**Source:**
-*-*-
The person who sent in the question at the start of this article ceased to be an LTR of the United States on November 30, 2022 —the date that he completed Form I–407 and surrendered their green card to a U.S. consular or immigration officer, AND received a Certificate of Loss of Nationality.
Note: In order to avoid being subject to U.S. worldwide taxation after expatriating, you must go through one of the proper procedures outlined by the State Department. Simply throwing away a green card/U.S Passport or leaving the U.S. for long periods of time will not change your status from an LPR or citizen to a Non-Resident.
The IRS instructions here should be your most important source of guidance. This type of paperwork can be complicated, so you may be wondering how to fill out Form 8854. Here’s a brief overview:
Part I is where you’ll provide basic information about yourself, such as your mailing address, principal place of residence, country of residence, and whether you’re filing an initial form or providing annual statements because of an earlier expatriation.
Part I also asks questions about your date of expatriation and your citizenship or residency status. Citizens will need to declare how they obtained their citizenship, and LTRs will need to provide information on when they first became lawful permanent residents in the U.S.
Part II, Sections A & B
These sections are where you’ll give the IRS the information, they need to determine whether you’re a covered expatriate or a non-covered expatriate, and whether or not you’re exempt from the exit tax.
Part II, Section C
You only have to fill out Section C if you are a covered expatriate. If you’re non-covered, you can skip it. That means you shouldn’t complete Section C if:
- Your average net income tax liability for the 5 tax years immediately before expatriation was under $178,000 (see line 1 in Section A), and/or
- Your Net Worth was under $2 million and you checked “Yes” on line 6 in Section A; or
- In Section A, you checked “Yes” on lines 3, 4, and 6; or
- In Section A, you checked “Yes” on lines 5 and 6
Part II, Section C (1a–d)
-*-*-
**Record extracts:**
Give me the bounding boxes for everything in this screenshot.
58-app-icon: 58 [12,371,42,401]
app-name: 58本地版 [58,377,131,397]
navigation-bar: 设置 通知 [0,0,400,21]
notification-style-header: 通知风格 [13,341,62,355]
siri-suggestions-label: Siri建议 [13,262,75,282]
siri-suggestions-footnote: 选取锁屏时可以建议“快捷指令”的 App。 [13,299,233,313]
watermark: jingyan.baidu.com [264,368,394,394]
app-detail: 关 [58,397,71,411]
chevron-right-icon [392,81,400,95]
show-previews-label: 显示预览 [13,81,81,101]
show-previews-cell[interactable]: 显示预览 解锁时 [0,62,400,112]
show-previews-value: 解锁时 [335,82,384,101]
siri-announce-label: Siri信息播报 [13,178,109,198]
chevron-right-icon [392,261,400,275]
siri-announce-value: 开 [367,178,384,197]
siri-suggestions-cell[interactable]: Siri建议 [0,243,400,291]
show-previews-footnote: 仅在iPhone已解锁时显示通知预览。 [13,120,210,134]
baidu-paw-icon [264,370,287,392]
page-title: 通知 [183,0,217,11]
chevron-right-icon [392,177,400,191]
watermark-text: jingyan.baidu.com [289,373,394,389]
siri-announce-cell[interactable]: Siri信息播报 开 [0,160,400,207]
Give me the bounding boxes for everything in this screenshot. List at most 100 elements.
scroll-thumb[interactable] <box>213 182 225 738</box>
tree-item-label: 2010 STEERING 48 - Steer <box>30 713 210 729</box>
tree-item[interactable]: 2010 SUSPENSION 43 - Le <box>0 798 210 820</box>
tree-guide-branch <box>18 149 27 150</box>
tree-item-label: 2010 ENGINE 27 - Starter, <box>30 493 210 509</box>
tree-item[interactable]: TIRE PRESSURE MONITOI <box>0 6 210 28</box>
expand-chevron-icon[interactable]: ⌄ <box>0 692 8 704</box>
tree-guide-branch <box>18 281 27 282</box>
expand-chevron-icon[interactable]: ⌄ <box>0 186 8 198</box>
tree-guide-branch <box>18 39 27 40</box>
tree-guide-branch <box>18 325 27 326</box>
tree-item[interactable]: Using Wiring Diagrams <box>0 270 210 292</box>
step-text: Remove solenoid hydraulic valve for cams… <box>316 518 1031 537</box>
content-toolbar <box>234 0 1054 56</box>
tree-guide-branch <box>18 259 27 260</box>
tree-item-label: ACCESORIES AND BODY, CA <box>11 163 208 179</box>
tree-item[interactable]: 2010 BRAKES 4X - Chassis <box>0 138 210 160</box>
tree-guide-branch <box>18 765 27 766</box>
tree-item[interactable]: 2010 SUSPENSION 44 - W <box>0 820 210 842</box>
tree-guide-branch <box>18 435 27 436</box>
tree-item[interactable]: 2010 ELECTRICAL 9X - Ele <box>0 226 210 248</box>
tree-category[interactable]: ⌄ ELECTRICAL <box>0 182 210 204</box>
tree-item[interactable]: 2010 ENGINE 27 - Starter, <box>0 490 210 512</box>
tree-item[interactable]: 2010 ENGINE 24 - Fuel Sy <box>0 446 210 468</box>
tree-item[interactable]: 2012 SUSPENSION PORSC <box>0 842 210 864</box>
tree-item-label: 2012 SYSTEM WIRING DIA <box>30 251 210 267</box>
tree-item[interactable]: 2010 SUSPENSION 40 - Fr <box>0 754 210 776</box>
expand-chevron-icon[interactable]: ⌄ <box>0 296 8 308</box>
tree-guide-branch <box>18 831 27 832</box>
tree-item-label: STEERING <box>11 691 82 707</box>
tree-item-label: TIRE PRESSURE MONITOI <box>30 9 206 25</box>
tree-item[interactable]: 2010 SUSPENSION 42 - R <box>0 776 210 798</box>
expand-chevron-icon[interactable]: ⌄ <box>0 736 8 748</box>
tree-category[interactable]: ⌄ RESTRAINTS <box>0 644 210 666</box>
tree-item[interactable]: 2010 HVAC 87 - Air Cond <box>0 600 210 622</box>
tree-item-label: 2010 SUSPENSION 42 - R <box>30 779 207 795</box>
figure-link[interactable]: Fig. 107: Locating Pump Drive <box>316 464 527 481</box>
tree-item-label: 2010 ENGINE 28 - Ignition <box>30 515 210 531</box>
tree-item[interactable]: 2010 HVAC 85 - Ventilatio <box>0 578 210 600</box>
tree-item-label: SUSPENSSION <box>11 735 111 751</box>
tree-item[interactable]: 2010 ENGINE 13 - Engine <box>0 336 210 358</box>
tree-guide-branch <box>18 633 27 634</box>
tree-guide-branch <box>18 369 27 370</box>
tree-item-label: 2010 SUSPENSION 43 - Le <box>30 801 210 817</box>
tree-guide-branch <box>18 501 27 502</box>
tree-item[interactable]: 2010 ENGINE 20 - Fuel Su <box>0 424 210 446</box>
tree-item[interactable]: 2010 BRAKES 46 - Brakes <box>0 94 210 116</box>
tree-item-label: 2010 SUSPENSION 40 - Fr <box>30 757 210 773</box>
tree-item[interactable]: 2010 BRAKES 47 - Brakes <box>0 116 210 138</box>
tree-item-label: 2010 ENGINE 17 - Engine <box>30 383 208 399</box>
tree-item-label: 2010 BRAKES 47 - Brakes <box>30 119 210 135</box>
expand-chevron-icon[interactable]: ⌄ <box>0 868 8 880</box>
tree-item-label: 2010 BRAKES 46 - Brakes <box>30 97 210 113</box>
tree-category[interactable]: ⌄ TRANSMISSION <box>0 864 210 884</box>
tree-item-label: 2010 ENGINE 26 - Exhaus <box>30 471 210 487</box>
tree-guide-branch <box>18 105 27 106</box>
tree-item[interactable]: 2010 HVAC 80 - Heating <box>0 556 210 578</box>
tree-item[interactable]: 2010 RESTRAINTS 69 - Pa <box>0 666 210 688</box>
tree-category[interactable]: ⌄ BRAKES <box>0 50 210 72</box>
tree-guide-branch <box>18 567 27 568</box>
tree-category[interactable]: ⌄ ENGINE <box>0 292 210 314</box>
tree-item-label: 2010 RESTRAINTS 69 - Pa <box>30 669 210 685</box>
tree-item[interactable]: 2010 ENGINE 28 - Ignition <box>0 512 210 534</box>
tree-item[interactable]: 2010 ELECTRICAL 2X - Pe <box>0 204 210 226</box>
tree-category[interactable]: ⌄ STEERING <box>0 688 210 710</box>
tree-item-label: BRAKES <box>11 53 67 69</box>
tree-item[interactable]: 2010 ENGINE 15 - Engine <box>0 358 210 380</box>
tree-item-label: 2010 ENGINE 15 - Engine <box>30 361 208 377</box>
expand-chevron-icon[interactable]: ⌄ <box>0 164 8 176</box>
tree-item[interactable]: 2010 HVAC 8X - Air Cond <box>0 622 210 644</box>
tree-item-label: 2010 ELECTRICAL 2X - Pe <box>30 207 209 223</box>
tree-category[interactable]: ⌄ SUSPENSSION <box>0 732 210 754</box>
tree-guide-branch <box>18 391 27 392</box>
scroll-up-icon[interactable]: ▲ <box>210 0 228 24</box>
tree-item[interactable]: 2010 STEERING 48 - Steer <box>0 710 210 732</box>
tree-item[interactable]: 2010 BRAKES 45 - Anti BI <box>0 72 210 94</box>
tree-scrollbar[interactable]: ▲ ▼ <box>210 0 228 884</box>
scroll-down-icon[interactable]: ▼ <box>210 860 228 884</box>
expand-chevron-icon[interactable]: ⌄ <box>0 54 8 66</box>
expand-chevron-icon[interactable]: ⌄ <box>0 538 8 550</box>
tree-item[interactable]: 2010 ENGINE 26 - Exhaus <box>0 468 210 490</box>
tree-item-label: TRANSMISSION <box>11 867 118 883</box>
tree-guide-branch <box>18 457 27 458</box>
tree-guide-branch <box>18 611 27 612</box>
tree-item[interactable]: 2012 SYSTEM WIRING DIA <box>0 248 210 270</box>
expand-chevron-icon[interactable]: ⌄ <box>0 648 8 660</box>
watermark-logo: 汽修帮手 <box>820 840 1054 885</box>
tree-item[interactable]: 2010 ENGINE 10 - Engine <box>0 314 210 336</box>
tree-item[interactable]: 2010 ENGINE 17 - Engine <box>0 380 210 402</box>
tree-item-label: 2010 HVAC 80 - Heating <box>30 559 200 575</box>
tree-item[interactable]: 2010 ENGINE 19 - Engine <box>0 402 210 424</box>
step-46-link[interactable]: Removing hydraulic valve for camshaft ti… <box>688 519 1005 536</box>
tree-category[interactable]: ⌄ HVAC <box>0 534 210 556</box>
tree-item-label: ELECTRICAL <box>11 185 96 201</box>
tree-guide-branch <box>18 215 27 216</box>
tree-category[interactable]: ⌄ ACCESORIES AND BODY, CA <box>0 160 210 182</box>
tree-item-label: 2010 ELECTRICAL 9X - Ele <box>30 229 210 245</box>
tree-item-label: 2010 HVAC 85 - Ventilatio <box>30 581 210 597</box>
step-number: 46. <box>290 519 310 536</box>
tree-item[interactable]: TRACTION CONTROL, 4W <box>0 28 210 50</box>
-*-*-
**Jobs:**
(a) In the Form 8854 text, who has to fill out Part II, Section C?
(b) Print the part of the Form 8854 text starting with "Note: In order" and going on through "to a Non-Resident.".
(c) Write what comes next in the text on filling out Form 8854, picking up after its last line.
You can do without the rows here.

**The results:**
(a) Only covered expatriates.

(b)
Note: In order to avoid being subject to U.S. worldwide taxation after expatriating, you must go through one of the proper procedures outlined by the State Department. Simply throwing away a green card/U.S Passport or leaving the U.S. for long periods of time will not change your status from an LPR or citizen to a Non-Resident.

(c)
If you are a covered expatriate, this section requests information on:
- Eligible deferred compensation items
- Ineligible deferred compensation items
- Specified tax-deferred accounts
- Interest in a non-grantor trust
Depending on the type of item or account you own at the time of expatriation, you will be required to …
- Include the distribution of your entire interest , or present value of the accounts on the day before your expatriation date – this generally applies to Ineligible deferred compensation items, and Specified tax deferred accounts. [this applies to item (ii) and (iii)] , or
- waive any right to claim any reduction in withholding under an applicable treaty between the United States and a foreign country when distributions are made , taxable distributions that you receive in the future will be subject to 30% withholding – this generally applies to Eligible deferred compensation items,and Interests in nongrantor trusts
Part II, Section C, Line 2
This line is used to calculate gain or loss on the deemed sale of all properties you own on your date of expatriation. Do not include any assets already listed in Part II, Section C (1a–d)
Part II, Section D
If you expatriated in 2022, and you chose to enter into a tax deferral agreement with the IRS for assets subject to the exit tax, use lines 2 through 5 of Section D to figure the amount of tax you can defer.
Before completing lines 2 through 5 of Section D, you must fill out two hypothetical individual income tax returns using Form 1040 or 1040-SR.
- The first return includes all income, including the exit tax gain and loss
- The second return includes all income except the exit tax gain and loss
Attach both hypothetical returns to this 8854.
You only have to complete Part III if you:
- Deferred the payment of tax on any property on a Form 8854 filed in a previous year,
- Reported an eligible deferred compensation item on a Form 8854 filed in a previous year, or
- Reported interest in a non-grantor trust on a Form 8854 filed in a previous year.
- On 2022 Form 1040, the unrealized capital gain or loss is reported on Line 7
- On Form 1040-NR, the unrealized capital gain or loss is reported on Line 7
Depending on the type of asset (personal or business), you will also be required to attach Schedule D or Form 4797.
NOTE: Notice 2009-85 requires covered expatriate to file a dual status return for the year of expatriation, unless the expatriation date is Jan 1, the expatriate will file a form 1040NR (covering period taxpayer became a non-resident Alien), and attach form 1040 as a schedule, or as an information return ( covering periods taxpayer was a U.S person for income tax purposes)
If you elect for a tax deferral, you’ll have to submit a bond or letter of credit for some form of collateral that is deemed acceptable by the IRS.
You are required to attach Form 8854 to your income tax return (Form 1040, U.S. Individual Income Tax Return or Form 1040-NR, U.S. Nonresident Alien Income Tax Return) for the year of expatriation.
The income tax return must be filed by the due date (including extensions).
You are also required to send a copy of the Form 8854, marked “Copy,” to the IRS Austin Campus in Texas.
If you don’t have to file a tax return, then just send one Form 8854 to the IRS Austin Campus.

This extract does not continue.